#### Stated problem
Extract the full set of records that follows, word for word.

#### Working data
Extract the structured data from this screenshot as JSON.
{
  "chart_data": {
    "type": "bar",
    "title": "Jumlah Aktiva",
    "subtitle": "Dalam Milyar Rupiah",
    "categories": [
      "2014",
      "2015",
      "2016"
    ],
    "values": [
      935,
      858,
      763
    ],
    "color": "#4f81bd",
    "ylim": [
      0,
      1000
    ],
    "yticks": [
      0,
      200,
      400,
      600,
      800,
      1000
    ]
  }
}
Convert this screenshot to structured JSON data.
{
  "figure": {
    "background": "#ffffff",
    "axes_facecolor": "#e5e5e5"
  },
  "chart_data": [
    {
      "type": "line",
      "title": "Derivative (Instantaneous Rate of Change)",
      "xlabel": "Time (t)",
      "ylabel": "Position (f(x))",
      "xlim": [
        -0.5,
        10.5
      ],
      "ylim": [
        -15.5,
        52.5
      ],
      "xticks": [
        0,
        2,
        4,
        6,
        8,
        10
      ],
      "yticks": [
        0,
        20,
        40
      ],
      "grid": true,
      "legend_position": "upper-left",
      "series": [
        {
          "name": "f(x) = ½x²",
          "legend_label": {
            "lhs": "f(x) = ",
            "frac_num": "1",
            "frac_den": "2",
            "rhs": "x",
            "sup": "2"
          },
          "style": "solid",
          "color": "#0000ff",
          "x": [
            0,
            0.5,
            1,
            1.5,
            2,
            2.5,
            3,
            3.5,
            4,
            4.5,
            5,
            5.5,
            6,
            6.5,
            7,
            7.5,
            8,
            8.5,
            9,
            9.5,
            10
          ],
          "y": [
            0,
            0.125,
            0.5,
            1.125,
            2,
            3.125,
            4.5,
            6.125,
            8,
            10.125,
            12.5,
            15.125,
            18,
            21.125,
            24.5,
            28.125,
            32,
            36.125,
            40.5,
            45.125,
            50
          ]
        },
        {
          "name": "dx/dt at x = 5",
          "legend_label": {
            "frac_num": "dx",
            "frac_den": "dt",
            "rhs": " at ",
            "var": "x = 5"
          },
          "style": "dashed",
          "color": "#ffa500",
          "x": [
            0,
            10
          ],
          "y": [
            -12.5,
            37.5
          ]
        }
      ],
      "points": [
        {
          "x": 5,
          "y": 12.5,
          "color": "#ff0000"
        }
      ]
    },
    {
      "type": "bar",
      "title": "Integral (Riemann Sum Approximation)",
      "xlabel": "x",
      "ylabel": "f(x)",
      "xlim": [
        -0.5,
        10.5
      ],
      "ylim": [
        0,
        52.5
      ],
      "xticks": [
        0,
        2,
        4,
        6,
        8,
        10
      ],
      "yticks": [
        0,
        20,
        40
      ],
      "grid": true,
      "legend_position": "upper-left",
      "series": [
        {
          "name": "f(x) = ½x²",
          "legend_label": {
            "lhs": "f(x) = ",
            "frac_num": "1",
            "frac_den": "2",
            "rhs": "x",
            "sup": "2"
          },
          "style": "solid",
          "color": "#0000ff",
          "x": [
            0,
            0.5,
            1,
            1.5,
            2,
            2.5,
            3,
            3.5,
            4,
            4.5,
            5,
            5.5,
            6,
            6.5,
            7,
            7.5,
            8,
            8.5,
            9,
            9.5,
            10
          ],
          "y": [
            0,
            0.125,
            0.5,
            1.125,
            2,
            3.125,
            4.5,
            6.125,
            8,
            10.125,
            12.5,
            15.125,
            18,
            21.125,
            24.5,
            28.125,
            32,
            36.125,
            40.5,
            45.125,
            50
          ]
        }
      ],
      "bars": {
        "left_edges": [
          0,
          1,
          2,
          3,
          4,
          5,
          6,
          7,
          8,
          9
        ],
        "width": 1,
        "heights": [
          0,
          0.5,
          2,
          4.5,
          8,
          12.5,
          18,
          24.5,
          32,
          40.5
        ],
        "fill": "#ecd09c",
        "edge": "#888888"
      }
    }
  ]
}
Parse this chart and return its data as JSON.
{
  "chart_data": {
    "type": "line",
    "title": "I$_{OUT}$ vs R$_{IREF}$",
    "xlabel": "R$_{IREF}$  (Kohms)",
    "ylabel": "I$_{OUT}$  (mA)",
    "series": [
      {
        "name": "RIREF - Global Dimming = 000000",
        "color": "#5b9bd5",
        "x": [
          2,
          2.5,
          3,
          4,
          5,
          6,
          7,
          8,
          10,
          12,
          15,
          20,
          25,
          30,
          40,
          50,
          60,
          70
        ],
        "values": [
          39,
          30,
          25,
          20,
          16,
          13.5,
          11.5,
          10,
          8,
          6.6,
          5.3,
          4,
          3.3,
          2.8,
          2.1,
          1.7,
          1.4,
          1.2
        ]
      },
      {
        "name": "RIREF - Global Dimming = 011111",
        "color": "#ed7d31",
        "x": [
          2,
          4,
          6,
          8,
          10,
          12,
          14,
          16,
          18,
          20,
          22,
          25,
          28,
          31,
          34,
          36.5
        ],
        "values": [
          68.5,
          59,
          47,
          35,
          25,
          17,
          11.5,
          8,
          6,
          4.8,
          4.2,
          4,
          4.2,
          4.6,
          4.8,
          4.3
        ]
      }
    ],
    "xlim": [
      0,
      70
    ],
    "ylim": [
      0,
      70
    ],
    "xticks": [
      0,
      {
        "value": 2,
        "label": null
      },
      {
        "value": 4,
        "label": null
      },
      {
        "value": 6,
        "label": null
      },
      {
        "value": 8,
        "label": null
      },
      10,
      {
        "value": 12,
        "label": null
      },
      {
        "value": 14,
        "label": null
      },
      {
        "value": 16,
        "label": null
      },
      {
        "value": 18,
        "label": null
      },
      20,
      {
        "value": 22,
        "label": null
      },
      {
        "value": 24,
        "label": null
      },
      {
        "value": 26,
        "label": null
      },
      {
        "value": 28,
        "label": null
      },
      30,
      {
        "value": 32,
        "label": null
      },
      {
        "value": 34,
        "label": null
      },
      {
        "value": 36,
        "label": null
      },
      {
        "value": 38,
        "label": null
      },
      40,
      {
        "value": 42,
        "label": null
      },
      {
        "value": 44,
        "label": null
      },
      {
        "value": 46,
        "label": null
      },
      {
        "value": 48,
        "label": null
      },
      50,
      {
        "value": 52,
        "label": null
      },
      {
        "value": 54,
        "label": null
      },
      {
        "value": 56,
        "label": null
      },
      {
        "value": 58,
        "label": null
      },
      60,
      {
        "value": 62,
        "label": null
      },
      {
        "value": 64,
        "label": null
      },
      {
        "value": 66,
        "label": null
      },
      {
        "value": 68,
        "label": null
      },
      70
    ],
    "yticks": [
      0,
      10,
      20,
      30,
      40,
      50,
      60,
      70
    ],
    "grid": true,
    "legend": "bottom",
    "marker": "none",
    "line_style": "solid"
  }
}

#### The response
Extract the structured data from this screenshot as JSON.
{
  "chart_data": {
    "type": "bar",
    "title": "Jumlah Aktiva",
    "subtitle": "Dalam Milyar Rupiah",
    "categories": [
      "2014",
      "2015",
      "2016"
    ],
    "values": [
      935,
      858,
      763
    ],
    "color": "#4f81bd",
    "ylim": [
      0,
      1000
    ],
    "yticks": [
      0,
      200,
      400,
      600,
      800,
      1000
    ]
  }
}
Convert this screenshot to structured JSON data.
{
  "figure": {
    "background": "#ffffff",
    "axes_facecolor": "#e5e5e5"
  },
  "chart_data": [
    {
      "type": "line",
      "title": "Derivative (Instantaneous Rate of Change)",
      "xlabel": "Time (t)",
      "ylabel": "Position (f(x))",
      "xlim": [
        -0.5,
        10.5
      ],
      "ylim": [
        -15.5,
        52.5
      ],
      "xticks": [
        0,
        2,
        4,
        6,
        8,
        10
      ],
      "yticks": [
        0,
        20,
        40
      ],
      "grid": true,
      "legend_position": "upper-left",
      "series": [
        {
          "name": "f(x) = ½x²",
          "legend_label": {
            "lhs": "f(x) = ",
            "frac_num": "1",
            "frac_den": "2",
            "rhs": "x",
            "sup": "2"
          },
          "style": "solid",
          "color": "#0000ff",
          "x": [
            0,
            0.5,
            1,
            1.5,
            2,
            2.5,
            3,
            3.5,
            4,
            4.5,
            5,
            5.5,
            6,
            6.5,
            7,
            7.5,
            8,
            8.5,
            9,
            9.5,
            10
          ],
          "y": [
            0,
            0.125,
            0.5,
            1.125,
            2,
            3.125,
            4.5,
            6.125,
            8,
            10.125,
            12.5,
            15.125,
            18,
            21.125,
            24.5,
            28.125,
            32,
            36.125,
            40.5,
            45.125,
            50
          ]
        },
        {
          "name": "dx/dt at x = 5",
          "legend_label": {
            "frac_num": "dx",
            "frac_den": "dt",
            "rhs": " at ",
            "var": "x = 5"
          },
          "style": "dashed",
          "color": "#ffa500",
          "x": [
            0,
            10
          ],
          "y": [
            -12.5,
            37.5
          ]
        }
      ],
      "points": [
        {
          "x": 5,
          "y": 12.5,
          "color": "#ff0000"
        }
      ]
    },
    {
      "type": "bar",
      "title": "Integral (Riemann Sum Approximation)",
      "xlabel": "x",
      "ylabel": "f(x)",
      "xlim": [
        -0.5,
        10.5
      ],
      "ylim": [
        0,
        52.5
      ],
      "xticks": [
        0,
        2,
        4,
        6,
        8,
        10
      ],
      "yticks": [
        0,
        20,
        40
      ],
      "grid": true,
      "legend_position": "upper-left",
      "series": [
        {
          "name": "f(x) = ½x²",
          "legend_label": {
            "lhs": "f(x) = ",
            "frac_num": "1",
            "frac_den": "2",
            "rhs": "x",
            "sup": "2"
          },
          "style": "solid",
          "color": "#0000ff",
          "x": [
            0,
            0.5,
            1,
            1.5,
            2,
            2.5,
            3,
            3.5,
            4,
            4.5,
            5,
            5.5,
            6,
            6.5,
            7,
            7.5,
            8,
            8.5,
            9,
            9.5,
            10
          ],
          "y": [
            0,
            0.125,
            0.5,
            1.125,
            2,
            3.125,
            4.5,
            6.125,
            8,
            10.125,
            12.5,
            15.125,
            18,
            21.125,
            24.5,
            28.125,
            32,
            36.125,
            40.5,
            45.125,
            50
          ]
        }
      ],
      "bars": {
        "left_edges": [
          0,
          1,
          2,
          3,
          4,
          5,
          6,
          7,
          8,
          9
        ],
        "width": 1,
        "heights": [
          0,
          0.5,
          2,
          4.5,
          8,
          12.5,
          18,
          24.5,
          32,
          40.5
        ],
        "fill": "#ecd09c",
        "edge": "#888888"
      }
    }
  ]
}
Parse this chart and return its data as JSON.
{
  "chart_data": {
    "type": "line",
    "title": "I$_{OUT}$ vs R$_{IREF}$",
    "xlabel": "R$_{IREF}$  (Kohms)",
    "ylabel": "I$_{OUT}$  (mA)",
    "series": [
      {
        "name": "RIREF - Global Dimming = 000000",
        "color": "#5b9bd5",
        "x": [
          2,
          2.5,
          3,
          4,
          5,
          6,
          7,
          8,
          10,
          12,
          15,
          20,
          25,
          30,
          40,
          50,
          60,
          70
        ],
        "values": [
          39,
          30,
          25,
          20,
          16,
          13.5,
          11.5,
          10,
          8,
          6.6,
          5.3,
          4,
          3.3,
          2.8,
          2.1,
          1.7,
          1.4,
          1.2
        ]
      },
      {
        "name": "RIREF - Global Dimming = 011111",
        "color": "#ed7d31",
        "x": [
          2,
          4,
          6,
          8,
          10,
          12,
          14,
          16,
          18,
          20,
          22,
          25,
          28,
          31,
          34,
          36.5
        ],
        "values": [
          68.5,
          59,
          47,
          35,
          25,
          17,
          11.5,
          8,
          6,
          4.8,
          4.2,
          4,
          4.2,
          4.6,
          4.8,
          4.3
        ]
      }
    ],
    "xlim": [
      0,
      70
    ],
    "ylim": [
      0,
      70
    ],
    "xticks": [
      0,
      {
        "value": 2,
        "label": null
      },
      {
        "value": 4,
        "label": null
      },
      {
        "value": 6,
        "label": null
      },
      {
        "value": 8,
        "label": null
      },
      10,
      {
        "value": 12,
        "label": null
      },
      {
        "value": 14,
        "label": null
      },
      {
        "value": 16,
        "label": null
      },
      {
        "value": 18,
        "label": null
      },
      20,
      {
        "value": 22,
        "label": null
      },
      {
        "value": 24,
        "label": null
      },
      {
        "value": 26,
        "label": null
      },
      {
        "value": 28,
        "label": null
      },
      30,
      {
        "value": 32,
        "label": null
      },
      {
        "value": 34,
        "label": null
      },
      {
        "value": 36,
        "label": null
      },
      {
        "value": 38,
        "label": null
      },
      40,
      {
        "value": 42,
        "label": null
      },
      {
        "value": 44,
        "label": null
      },
      {
        "value": 46,
        "label": null
      },
      {
        "value": 48,
        "label": null
      },
      50,
      {
        "value": 52,
        "label": null
      },
      {
        "value": 54,
        "label": null
      },
      {
        "value": 56,
        "label": null
      },
      {
        "value": 58,
        "label": null
      },
      60,
      {
        "value": 62,
        "label": null
      },
      {
        "value": 64,
        "label": null
      },
      {
        "value": 66,
        "label": null
      },
      {
        "value": 68,
        "label": null
      },
      70
    ],
    "yticks": [
      0,
      10,
      20,
      30,
      40,
      50,
      60,
      70
    ],
    "grid": true,
    "legend": "bottom",
    "marker": "none",
    "line_style": "solid"
  }
}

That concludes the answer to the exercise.